Rewrite the records from the line that has "ui-input (310, 1224, 350, 1244)" through the line that has "ui-gray-button (364, 1222, 410, 1267)", changing "reference" to "datum" and leaving everything else as it is.

--- Material shown ---

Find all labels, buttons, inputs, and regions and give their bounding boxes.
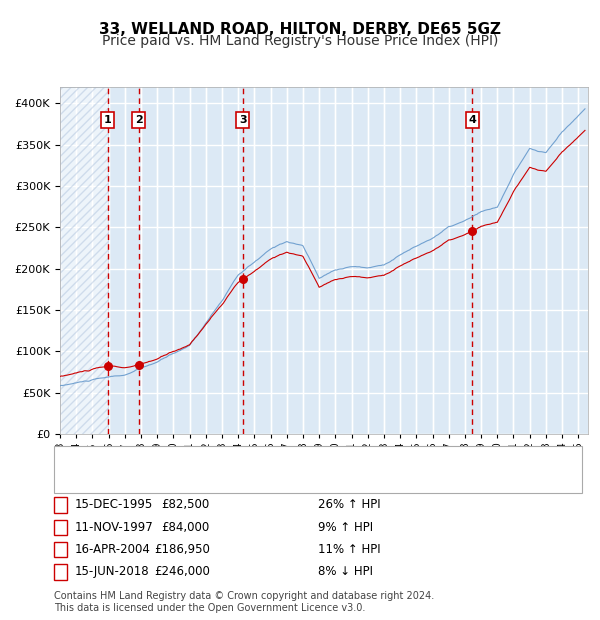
Text: 2: 2 xyxy=(135,115,143,125)
Text: £84,000: £84,000 xyxy=(162,521,210,534)
Text: 8% ↓ HPI: 8% ↓ HPI xyxy=(318,565,373,578)
Point xyxy=(238,275,248,285)
Point xyxy=(467,226,477,236)
Bar xyxy=(60,87,108,434)
Text: 26% ↑ HPI: 26% ↑ HPI xyxy=(318,498,380,511)
Text: ——: —— xyxy=(78,459,106,473)
Text: 4: 4 xyxy=(56,565,65,578)
Text: 15-DEC-1995: 15-DEC-1995 xyxy=(75,498,153,511)
Text: 33, WELLAND ROAD, HILTON, DERBY, DE65 5GZ (detached house): 33, WELLAND ROAD, HILTON, DERBY, DE65 5G… xyxy=(99,460,488,472)
Text: 11-NOV-1997: 11-NOV-1997 xyxy=(75,521,154,534)
Point xyxy=(134,360,143,370)
Text: 2: 2 xyxy=(56,521,65,534)
Text: 4: 4 xyxy=(468,115,476,125)
Text: Price paid vs. HM Land Registry's House Price Index (HPI): Price paid vs. HM Land Registry's House … xyxy=(102,34,498,48)
Text: 16-APR-2004: 16-APR-2004 xyxy=(75,543,151,556)
Text: 3: 3 xyxy=(239,115,247,125)
Point xyxy=(103,361,113,371)
Text: £82,500: £82,500 xyxy=(162,498,210,511)
Text: 1: 1 xyxy=(104,115,112,125)
Text: 9% ↑ HPI: 9% ↑ HPI xyxy=(318,521,373,534)
Text: 11% ↑ HPI: 11% ↑ HPI xyxy=(318,543,380,556)
Text: £186,950: £186,950 xyxy=(154,543,210,556)
Text: 1: 1 xyxy=(56,498,65,511)
Text: 33, WELLAND ROAD, HILTON, DERBY, DE65 5GZ: 33, WELLAND ROAD, HILTON, DERBY, DE65 5G… xyxy=(99,22,501,37)
Text: 3: 3 xyxy=(56,543,65,556)
Text: Contains HM Land Registry data © Crown copyright and database right 2024.
This d: Contains HM Land Registry data © Crown c… xyxy=(54,591,434,613)
Text: 15-JUN-2018: 15-JUN-2018 xyxy=(75,565,149,578)
Text: £246,000: £246,000 xyxy=(154,565,210,578)
Text: HPI: Average price, detached house, South Derbyshire: HPI: Average price, detached house, Sout… xyxy=(99,476,420,489)
Text: ——: —— xyxy=(78,476,106,489)
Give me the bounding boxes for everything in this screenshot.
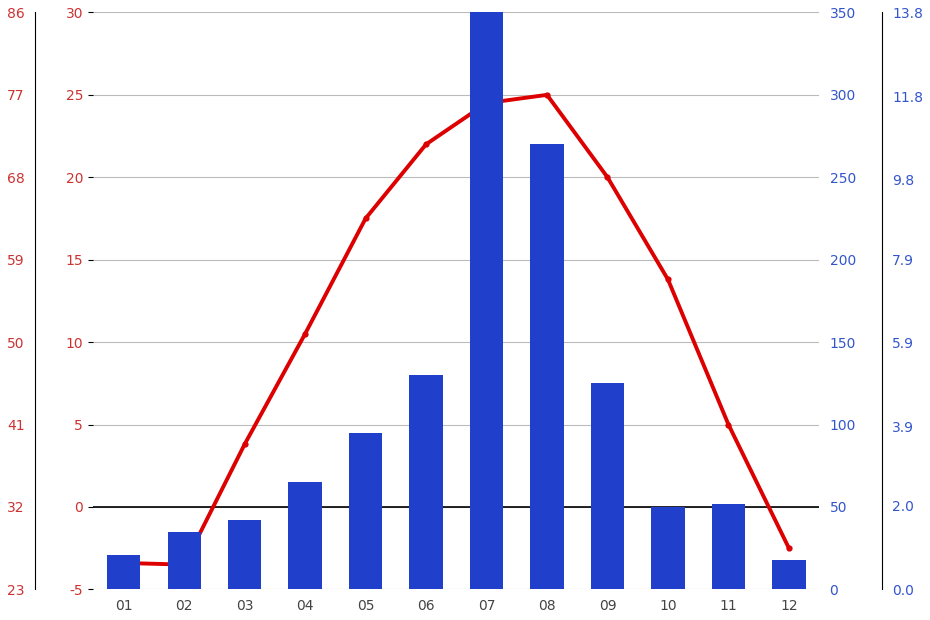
Point xyxy=(418,140,433,149)
Bar xyxy=(349,433,382,590)
Point xyxy=(237,440,252,450)
Point xyxy=(479,98,494,108)
Bar xyxy=(470,0,503,590)
Bar xyxy=(591,383,624,590)
Bar xyxy=(228,520,261,590)
Bar xyxy=(409,375,443,590)
Bar xyxy=(711,503,745,590)
Point xyxy=(600,172,615,182)
Bar xyxy=(772,560,805,590)
Point xyxy=(721,420,736,430)
Bar xyxy=(530,144,564,590)
Point xyxy=(781,543,796,553)
Point xyxy=(660,275,675,285)
Point xyxy=(116,558,131,568)
Bar xyxy=(651,507,684,590)
Point xyxy=(177,560,192,570)
Point xyxy=(298,329,312,339)
Bar xyxy=(288,482,322,590)
Bar xyxy=(167,531,201,590)
Point xyxy=(539,90,554,100)
Bar xyxy=(107,555,140,590)
Point xyxy=(358,213,373,223)
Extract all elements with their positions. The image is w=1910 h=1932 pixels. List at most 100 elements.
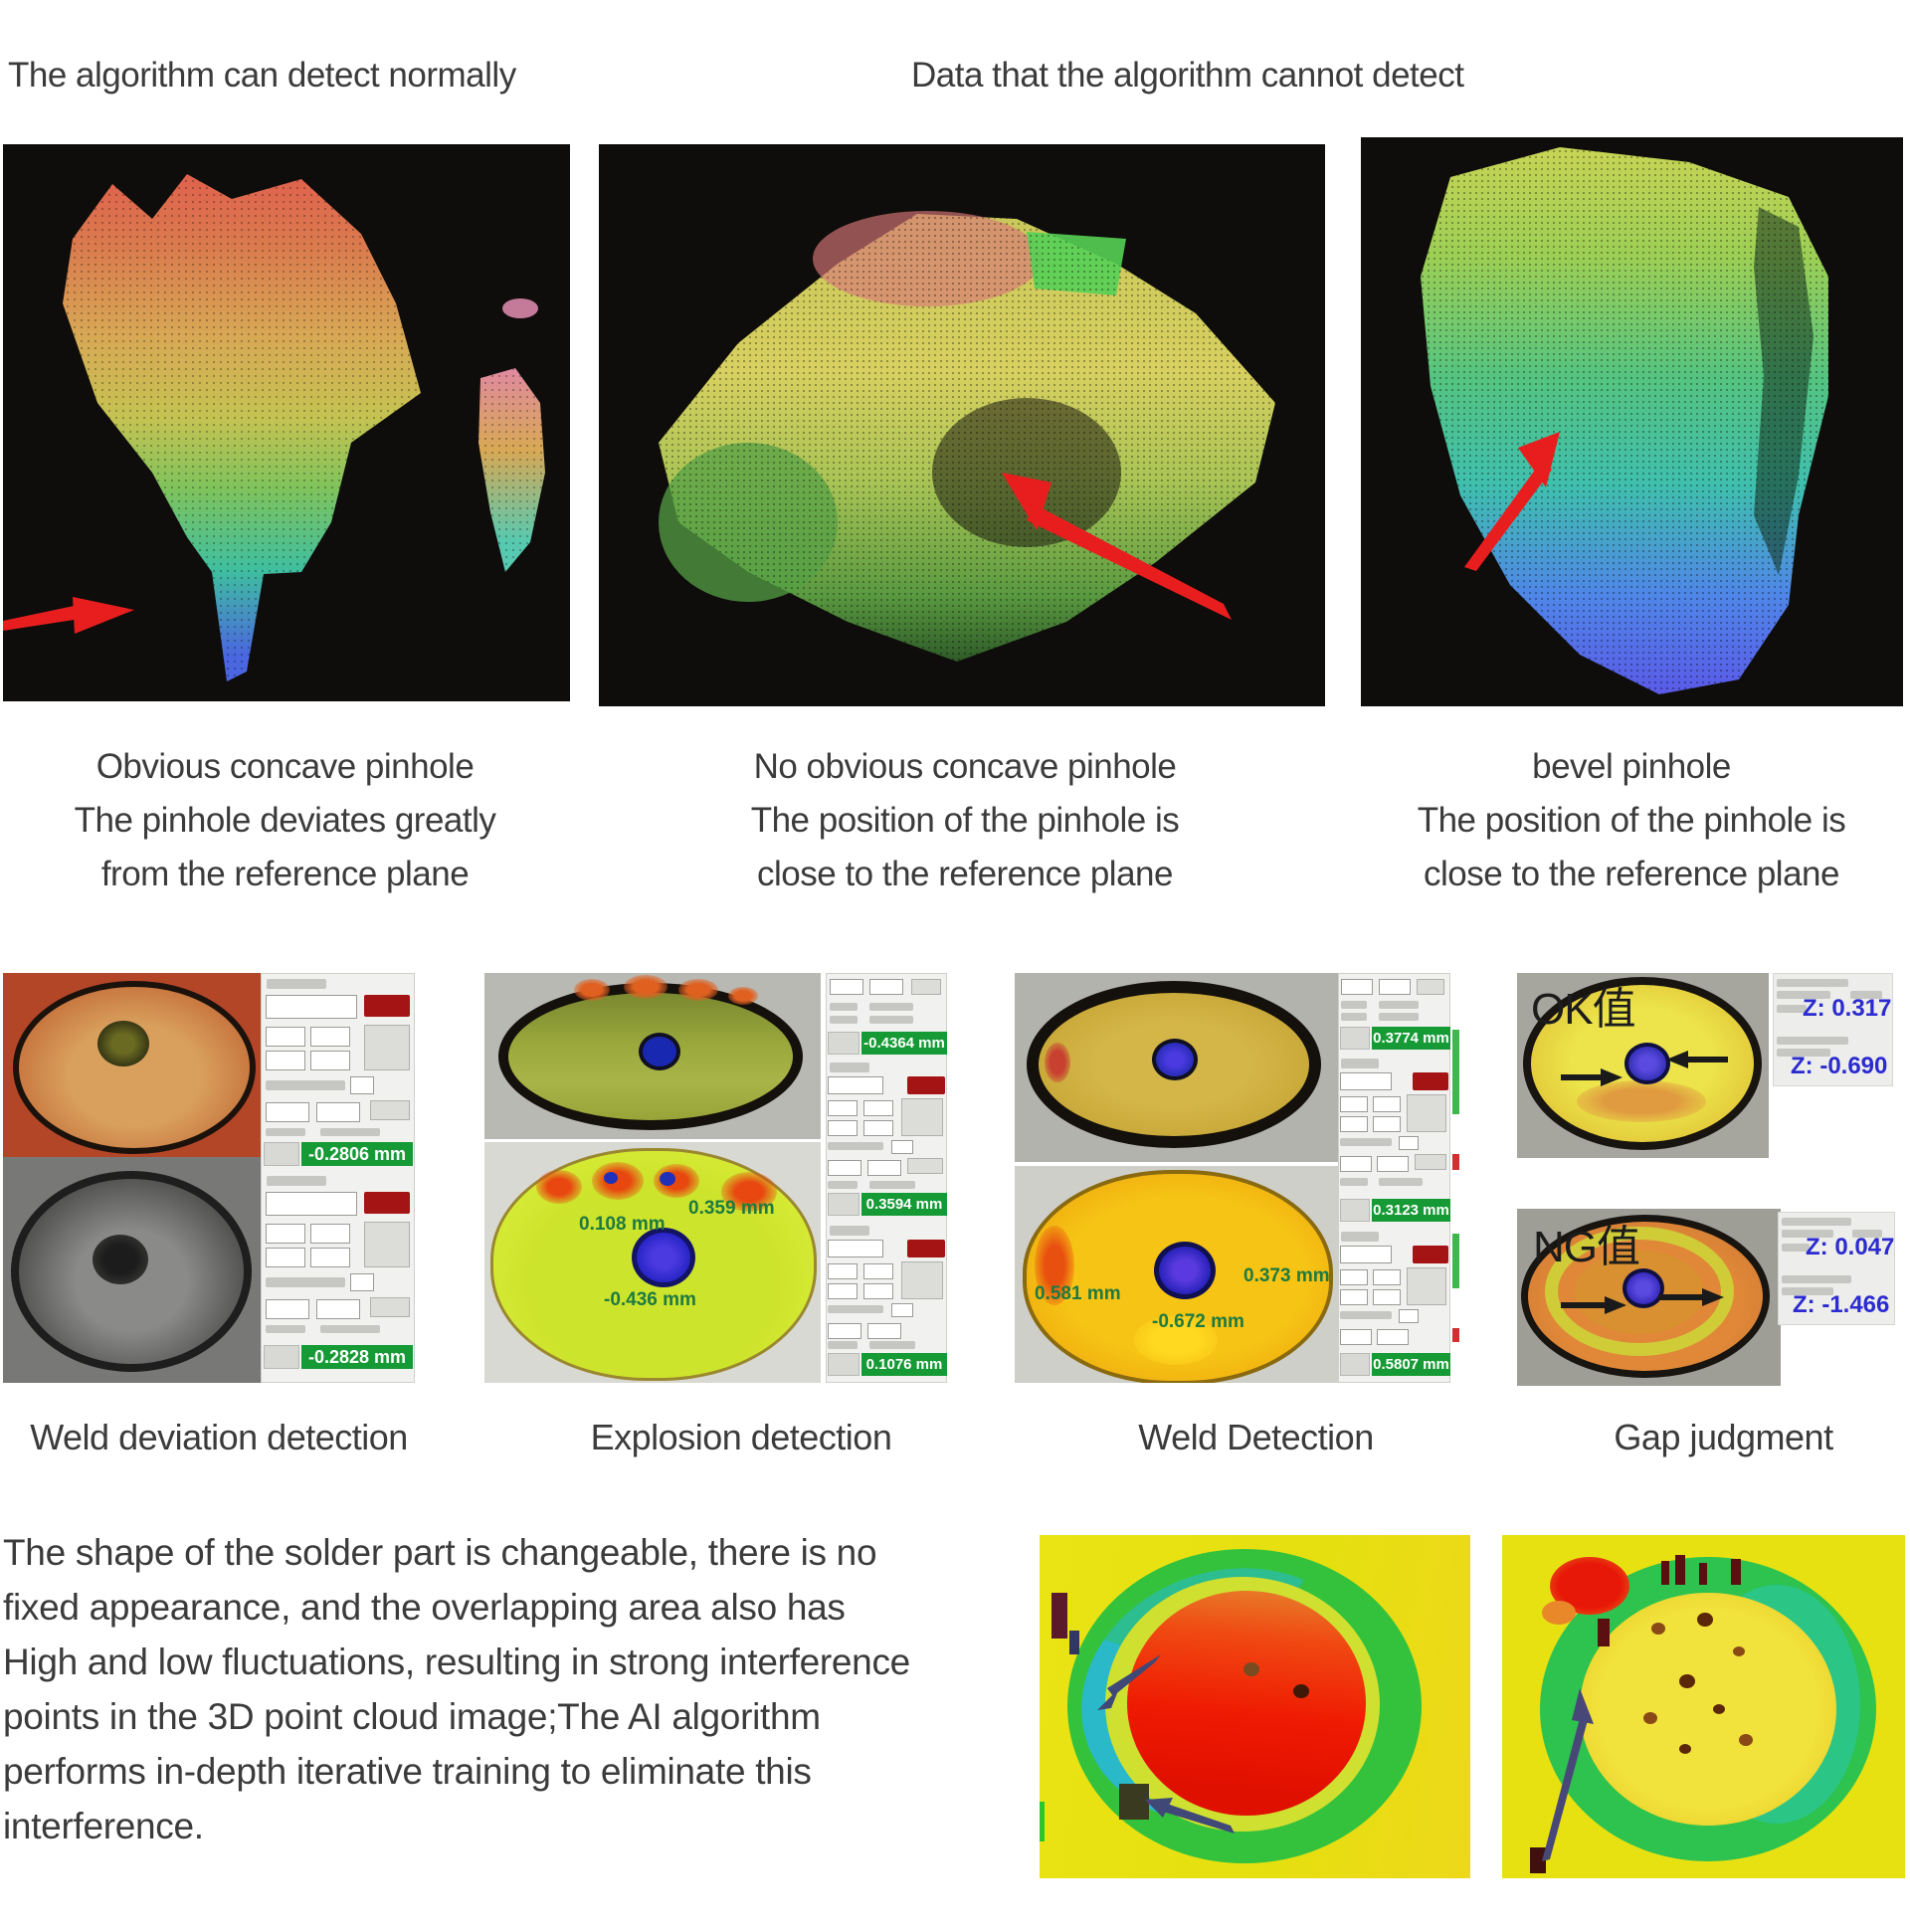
ui-input (310, 1224, 350, 1244)
ui-input (1340, 1156, 1372, 1172)
caption-gap-judgment: Gap judgment (1614, 1417, 1833, 1457)
pointcloud-image-normal (3, 144, 570, 701)
caption-line: close to the reference plane (757, 855, 1173, 893)
explosion-spot (678, 979, 718, 1001)
orange-blob (1542, 1601, 1576, 1625)
weld-nugget (13, 981, 256, 1154)
ui-gray-button (364, 1222, 410, 1267)
result-label (264, 1345, 299, 1369)
caption-weld-detection: Weld Detection (1138, 1417, 1374, 1457)
weld-detect-heatmap: 0.581 mm 0.373 mm -0.672 mm (1015, 1166, 1338, 1383)
ui-text-blur (830, 1063, 869, 1072)
ui-text-blur (828, 1142, 883, 1150)
result-label (828, 1193, 860, 1216)
ui-input (1379, 979, 1411, 995)
pinhole-dot (660, 1172, 675, 1186)
ui-red-button (907, 1076, 945, 1094)
z-value: Z: -1.466 (1793, 1291, 1890, 1318)
measure-annotation: 0.359 mm (688, 1198, 775, 1219)
ui-text-blur (320, 1325, 380, 1333)
hot-spot (536, 1170, 582, 1204)
ui-text-blur (1777, 1005, 1807, 1013)
hot-spot (721, 1172, 777, 1212)
body-text-line: performs in-depth iterative training to … (3, 1751, 812, 1792)
debris-dot (1679, 1674, 1695, 1688)
ui-text-blur (267, 1176, 326, 1186)
ui-text-blur (828, 1305, 883, 1313)
ui-gray-button (901, 1098, 943, 1136)
ok-value-label: OK值 (1531, 985, 1636, 1034)
ui-input (863, 1263, 893, 1279)
ui-input (266, 1224, 305, 1244)
black-arrow-right-icon (1561, 1296, 1626, 1314)
dark-mark (1598, 1619, 1610, 1646)
ui-text-blur (1850, 991, 1882, 999)
debris-dot (1679, 1744, 1691, 1754)
caption-pointcloud-1: Obvious concave pinhole The pinhole devi… (0, 740, 570, 901)
measure-annotation: -0.436 mm (604, 1289, 696, 1310)
caption-pointcloud-2: No obvious concave pinhole The position … (617, 740, 1313, 901)
edge-strip-red (1452, 1154, 1459, 1170)
ui-input (828, 1263, 858, 1279)
ui-text-blur (1341, 1232, 1379, 1242)
ui-input (869, 979, 903, 995)
dark-mark (1069, 1631, 1079, 1654)
result-label (828, 1353, 860, 1376)
ui-input (266, 995, 357, 1019)
result-value: 0.3774 mm (1372, 1027, 1450, 1050)
ui-text-blur (1782, 1218, 1851, 1226)
debris-dot (1293, 1684, 1309, 1698)
ui-input (828, 1323, 861, 1339)
z-value: Z: 0.047 (1806, 1234, 1895, 1260)
body-text-line: interference. (3, 1806, 204, 1846)
pinhole (639, 1033, 680, 1070)
body-text-line: The shape of the solder part is changeab… (3, 1532, 877, 1573)
ui-input (863, 1120, 893, 1136)
ui-text-blur (830, 1226, 869, 1236)
ui-text-blur (1777, 979, 1848, 987)
weld-defect-blob-gray (93, 1235, 148, 1284)
caption-line: bevel pinhole (1532, 747, 1731, 786)
caption-weld-deviation: Weld deviation detection (30, 1417, 408, 1457)
pointcloud-render-1 (3, 174, 545, 681)
caption-explosion: Explosion detection (590, 1417, 892, 1457)
ui-text-blur (266, 1325, 305, 1333)
ui-gray-button (370, 1100, 410, 1120)
debris-dot (1733, 1646, 1745, 1656)
ui-text-blur (869, 1181, 915, 1189)
hot-spot (1035, 1226, 1074, 1305)
explosion-spot (624, 975, 668, 999)
ui-input (830, 979, 863, 995)
z-value: Z: -0.690 (1791, 1053, 1888, 1079)
inner-yellow (1580, 1593, 1836, 1826)
debris-dot (1739, 1734, 1753, 1746)
pinhole (1152, 1039, 1198, 1080)
ui-text-blur (869, 1341, 915, 1349)
ui-input (316, 1299, 360, 1319)
explosion-spot (574, 979, 610, 1001)
result-value: -0.2828 mm (301, 1345, 413, 1369)
ui-gray-button (907, 1158, 943, 1174)
pointcloud-render-3 (1421, 147, 1828, 694)
result-value: -0.4364 mm (861, 1032, 947, 1055)
red-arrow-icon (3, 597, 134, 634)
ui-input (1340, 1246, 1392, 1263)
ui-text-blur (266, 1277, 345, 1287)
ui-red-button (364, 1192, 410, 1214)
dark-mark (1675, 1555, 1685, 1585)
measure-annotation: 0.581 mm (1035, 1283, 1121, 1304)
ui-input (891, 1303, 913, 1317)
ui-input (1340, 1289, 1368, 1305)
dark-mark (1119, 1784, 1149, 1820)
orange-zone (1577, 1080, 1706, 1122)
pinhole-dot (604, 1172, 618, 1184)
ui-input (1340, 1329, 1372, 1345)
weld-defect-blob (97, 1021, 149, 1066)
ui-input (350, 1273, 374, 1291)
ui-red-button (1413, 1072, 1448, 1090)
dark-mark (1661, 1561, 1669, 1585)
red-arrow-icon (1464, 432, 1560, 571)
ui-gray-button (911, 979, 941, 995)
edge-strip-green (1452, 1030, 1459, 1114)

---

* _Solution for this task_:
ui-input (310, 1224, 350, 1244)
ui-input (1340, 1156, 1372, 1172)
caption-gap-judgment: Gap judgment (1614, 1417, 1833, 1457)
pointcloud-image-normal (3, 144, 570, 701)
caption-line: close to the datum plane (757, 855, 1173, 893)
explosion-spot (678, 979, 718, 1001)
orange-blob (1542, 1601, 1576, 1625)
weld-nugget (13, 981, 256, 1154)
ui-gray-button (364, 1222, 410, 1267)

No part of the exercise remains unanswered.